#### [What you need to do]
What follows is a set of records; restate each one word for word and drop the pictures.

#### [Extracted data]
* * *

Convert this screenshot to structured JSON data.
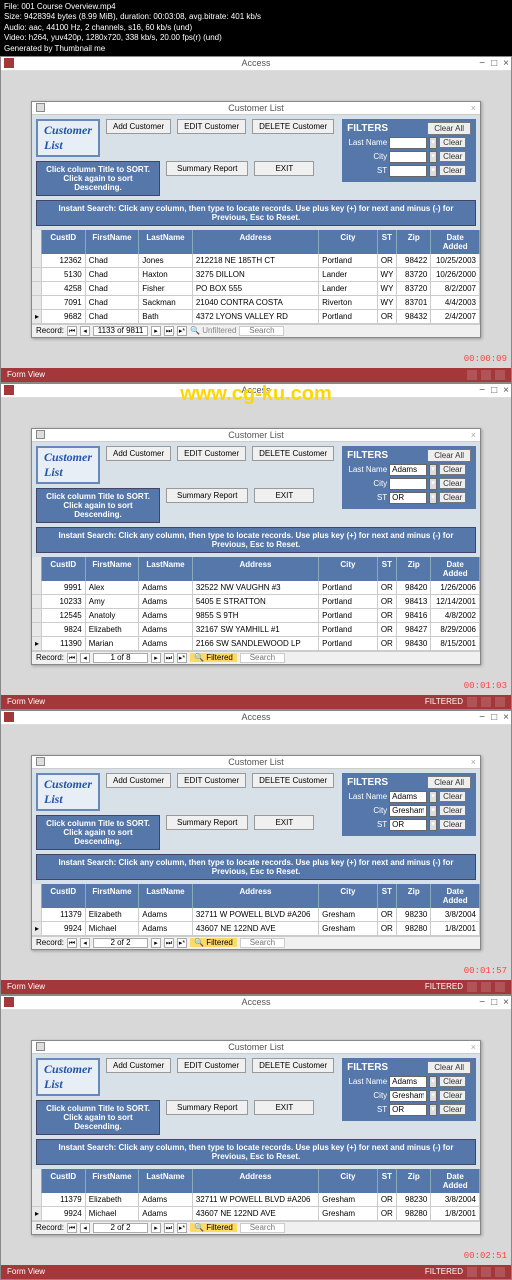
{
  "metadata": {
    "l1": "File: 001 Course Overview.mp4",
    "l2": "Size: 9428394 bytes (8.99 MiB), duration: 00:03:08, avg.bitrate: 401 kb/s",
    "l3": "Audio: aac, 44100 Hz, 2 channels, s16, 60 kb/s (und)",
    "l4": "Video: h264, yuv420p, 1280x720, 338 kb/s, 20.00 fps(r) (und)",
    "l5": "Generated by Thumbnail me"
  },
  "common": {
    "access_title": "Access",
    "form_title": "Customer List",
    "header": "Customer List",
    "add_btn": "Add Customer",
    "edit_btn": "EDIT Customer",
    "del_btn": "DELETE Customer",
    "summary_btn": "Summary Report",
    "exit_btn": "EXIT",
    "sort_hint": "Click column Title to SORT. Click again to sort Descending.",
    "search_hint": "Instant Search: Click any column, then type to locate records. Use plus key (+) for next and minus (-) for Previous, Esc to Reset.",
    "filters_label": "FILTERS",
    "clearall": "Clear All",
    "lastname_lbl": "Last Name",
    "city_lbl": "City",
    "st_lbl": "ST",
    "clear_btn": "Clear",
    "col_id": "CustID",
    "col_fn": "FirstName",
    "col_ln": "LastName",
    "col_addr": "Address",
    "col_city": "City",
    "col_st": "ST",
    "col_zip": "Zip",
    "col_date": "Date Added",
    "record_lbl": "Record:",
    "search_ph": "Search",
    "form_view": "Form View",
    "filtered": "FILTERED",
    "watermark": "www.cg-ku.com"
  },
  "panel1": {
    "filters": {
      "lastname": "",
      "city": "",
      "st": ""
    },
    "rows": [
      {
        "id": "12362",
        "fn": "Chad",
        "ln": "Jones",
        "addr": "212218 NE 185TH CT",
        "city": "Portland",
        "st": "OR",
        "zip": "98422",
        "date": "10/25/2003"
      },
      {
        "id": "5130",
        "fn": "Chad",
        "ln": "Haxton",
        "addr": "3275 DILLON",
        "city": "Lander",
        "st": "WY",
        "zip": "83720",
        "date": "10/26/2000"
      },
      {
        "id": "4258",
        "fn": "Chad",
        "ln": "Fisher",
        "addr": "PO BOX 555",
        "city": "Lander",
        "st": "WY",
        "zip": "83720",
        "date": "8/2/2007"
      },
      {
        "id": "7091",
        "fn": "Chad",
        "ln": "Sackman",
        "addr": "21040 CONTRA COSTA",
        "city": "Riverton",
        "st": "WY",
        "zip": "83701",
        "date": "4/4/2003"
      },
      {
        "id": "9682",
        "fn": "Chad",
        "ln": "Bath",
        "addr": "4372 LYONS VALLEY RD",
        "city": "Portland",
        "st": "OR",
        "zip": "98432",
        "date": "2/4/2007"
      }
    ],
    "nav": {
      "pos": "1133 of 9811",
      "filter": "Unfiltered"
    },
    "ts": "00:00:09"
  },
  "panel2": {
    "filters": {
      "lastname": "Adams",
      "city": "",
      "st": "OR"
    },
    "rows": [
      {
        "id": "9991",
        "fn": "Alex",
        "ln": "Adams",
        "addr": "32522 NW VAUGHN #3",
        "city": "Portland",
        "st": "OR",
        "zip": "98420",
        "date": "1/26/2006"
      },
      {
        "id": "10233",
        "fn": "Amy",
        "ln": "Adams",
        "addr": "5405 E STRATTON",
        "city": "Portland",
        "st": "OR",
        "zip": "98413",
        "date": "12/14/2001"
      },
      {
        "id": "12545",
        "fn": "Anatoly",
        "ln": "Adams",
        "addr": "9855 S 9TH",
        "city": "Portland",
        "st": "OR",
        "zip": "98416",
        "date": "4/8/2002"
      },
      {
        "id": "9824",
        "fn": "Elizabeth",
        "ln": "Adams",
        "addr": "32167 SW YAMHILL #1",
        "city": "Portland",
        "st": "OR",
        "zip": "98427",
        "date": "8/29/2006"
      },
      {
        "id": "11390",
        "fn": "Marian",
        "ln": "Adams",
        "addr": "2166 SW SANDLEWOOD LP",
        "city": "Portland",
        "st": "OR",
        "zip": "98430",
        "date": "8/15/2001"
      }
    ],
    "nav": {
      "pos": "1 of 8",
      "filter": "Filtered"
    },
    "ts": "00:01:03",
    "status_filtered": "FILTERED"
  },
  "panel3": {
    "filters": {
      "lastname": "Adams",
      "city": "Gresham",
      "st": "OR"
    },
    "rows": [
      {
        "id": "11379",
        "fn": "Elizabeth",
        "ln": "Adams",
        "addr": "32711 W POWELL BLVD #A206",
        "city": "Gresham",
        "st": "OR",
        "zip": "98230",
        "date": "3/8/2004"
      },
      {
        "id": "9924",
        "fn": "Michael",
        "ln": "Adams",
        "addr": "43607 NE 122ND AVE",
        "city": "Gresham",
        "st": "OR",
        "zip": "98280",
        "date": "1/8/2001"
      }
    ],
    "nav": {
      "pos": "2 of 2",
      "filter": "Filtered"
    },
    "ts": "00:01:57",
    "status_filtered": "FILTERED"
  },
  "panel4": {
    "filters": {
      "lastname": "Adams",
      "city": "Gresham",
      "st": "OR"
    },
    "rows": [
      {
        "id": "11379",
        "fn": "Elizabeth",
        "ln": "Adams",
        "addr": "32711 W POWELL BLVD #A206",
        "city": "Gresham",
        "st": "OR",
        "zip": "98230",
        "date": "3/8/2004"
      },
      {
        "id": "9924",
        "fn": "Michael",
        "ln": "Adams",
        "addr": "43607 NE 122ND AVE",
        "city": "Gresham",
        "st": "OR",
        "zip": "98280",
        "date": "1/8/2001"
      }
    ],
    "nav": {
      "pos": "2 of 2",
      "filter": "Filtered"
    },
    "ts": "00:02:51",
    "status_filtered": "FILTERED"
  }
}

* * *

#### [Exercise answer]
Convert this screenshot to structured JSON data.
{
  "metadata": {
    "l1": "File: 001 Course Overview.mp4",
    "l2": "Size: 9428394 bytes (8.99 MiB), duration: 00:03:08, avg.bitrate: 401 kb/s",
    "l3": "Audio: aac, 44100 Hz, 2 channels, s16, 60 kb/s (und)",
    "l4": "Video: h264, yuv420p, 1280x720, 338 kb/s, 20.00 fps(r) (und)",
    "l5": "Generated by Thumbnail me"
  },
  "common": {
    "access_title": "Access",
    "form_title": "Customer List",
    "header": "Customer List",
    "add_btn": "Add Customer",
    "edit_btn": "EDIT Customer",
    "del_btn": "DELETE Customer",
    "summary_btn": "Summary Report",
    "exit_btn": "EXIT",
    "sort_hint": "Click column Title to SORT. Click again to sort Descending.",
    "search_hint": "Instant Search: Click any column, then type to locate records. Use plus key (+) for next and minus (-) for Previous, Esc to Reset.",
    "filters_label": "FILTERS",
    "clearall": "Clear All",
    "lastname_lbl": "Last Name",
    "city_lbl": "City",
    "st_lbl": "ST",
    "clear_btn": "Clear",
    "col_id": "CustID",
    "col_fn": "FirstName",
    "col_ln": "LastName",
    "col_addr": "Address",
    "col_city": "City",
    "col_st": "ST",
    "col_zip": "Zip",
    "col_date": "Date Added",
    "record_lbl": "Record:",
    "search_ph": "Search",
    "form_view": "Form View",
    "filtered": "FILTERED",
    "watermark": "www.cg-ku.com"
  },
  "panel1": {
    "filters": {
      "lastname": "",
      "city": "",
      "st": ""
    },
    "rows": [
      {
        "id": "12362",
        "fn": "Chad",
        "ln": "Jones",
        "addr": "212218 NE 185TH CT",
        "city": "Portland",
        "st": "OR",
        "zip": "98422",
        "date": "10/25/2003"
      },
      {
        "id": "5130",
        "fn": "Chad",
        "ln": "Haxton",
        "addr": "3275 DILLON",
        "city": "Lander",
        "st": "WY",
        "zip": "83720",
        "date": "10/26/2000"
      },
      {
        "id": "4258",
        "fn": "Chad",
        "ln": "Fisher",
        "addr": "PO BOX 555",
        "city": "Lander",
        "st": "WY",
        "zip": "83720",
        "date": "8/2/2007"
      },
      {
        "id": "7091",
        "fn": "Chad",
        "ln": "Sackman",
        "addr": "21040 CONTRA COSTA",
        "city": "Riverton",
        "st": "WY",
        "zip": "83701",
        "date": "4/4/2003"
      },
      {
        "id": "9682",
        "fn": "Chad",
        "ln": "Bath",
        "addr": "4372 LYONS VALLEY RD",
        "city": "Portland",
        "st": "OR",
        "zip": "98432",
        "date": "2/4/2007"
      }
    ],
    "nav": {
      "pos": "1133 of 9811",
      "filter": "Unfiltered"
    },
    "ts": "00:00:09"
  },
  "panel2": {
    "filters": {
      "lastname": "Adams",
      "city": "",
      "st": "OR"
    },
    "rows": [
      {
        "id": "9991",
        "fn": "Alex",
        "ln": "Adams",
        "addr": "32522 NW VAUGHN #3",
        "city": "Portland",
        "st": "OR",
        "zip": "98420",
        "date": "1/26/2006"
      },
      {
        "id": "10233",
        "fn": "Amy",
        "ln": "Adams",
        "addr": "5405 E STRATTON",
        "city": "Portland",
        "st": "OR",
        "zip": "98413",
        "date": "12/14/2001"
      },
      {
        "id": "12545",
        "fn": "Anatoly",
        "ln": "Adams",
        "addr": "9855 S 9TH",
        "city": "Portland",
        "st": "OR",
        "zip": "98416",
        "date": "4/8/2002"
      },
      {
        "id": "9824",
        "fn": "Elizabeth",
        "ln": "Adams",
        "addr": "32167 SW YAMHILL #1",
        "city": "Portland",
        "st": "OR",
        "zip": "98427",
        "date": "8/29/2006"
      },
      {
        "id": "11390",
        "fn": "Marian",
        "ln": "Adams",
        "addr": "2166 SW SANDLEWOOD LP",
        "city": "Portland",
        "st": "OR",
        "zip": "98430",
        "date": "8/15/2001"
      }
    ],
    "nav": {
      "pos": "1 of 8",
      "filter": "Filtered"
    },
    "ts": "00:01:03",
    "status_filtered": "FILTERED"
  },
  "panel3": {
    "filters": {
      "lastname": "Adams",
      "city": "Gresham",
      "st": "OR"
    },
    "rows": [
      {
        "id": "11379",
        "fn": "Elizabeth",
        "ln": "Adams",
        "addr": "32711 W POWELL BLVD #A206",
        "city": "Gresham",
        "st": "OR",
        "zip": "98230",
        "date": "3/8/2004"
      },
      {
        "id": "9924",
        "fn": "Michael",
        "ln": "Adams",
        "addr": "43607 NE 122ND AVE",
        "city": "Gresham",
        "st": "OR",
        "zip": "98280",
        "date": "1/8/2001"
      }
    ],
    "nav": {
      "pos": "2 of 2",
      "filter": "Filtered"
    },
    "ts": "00:01:57",
    "status_filtered": "FILTERED"
  },
  "panel4": {
    "filters": {
      "lastname": "Adams",
      "city": "Gresham",
      "st": "OR"
    },
    "rows": [
      {
        "id": "11379",
        "fn": "Elizabeth",
        "ln": "Adams",
        "addr": "32711 W POWELL BLVD #A206",
        "city": "Gresham",
        "st": "OR",
        "zip": "98230",
        "date": "3/8/2004"
      },
      {
        "id": "9924",
        "fn": "Michael",
        "ln": "Adams",
        "addr": "43607 NE 122ND AVE",
        "city": "Gresham",
        "st": "OR",
        "zip": "98280",
        "date": "1/8/2001"
      }
    ],
    "nav": {
      "pos": "2 of 2",
      "filter": "Filtered"
    },
    "ts": "00:02:51",
    "status_filtered": "FILTERED"
  }
}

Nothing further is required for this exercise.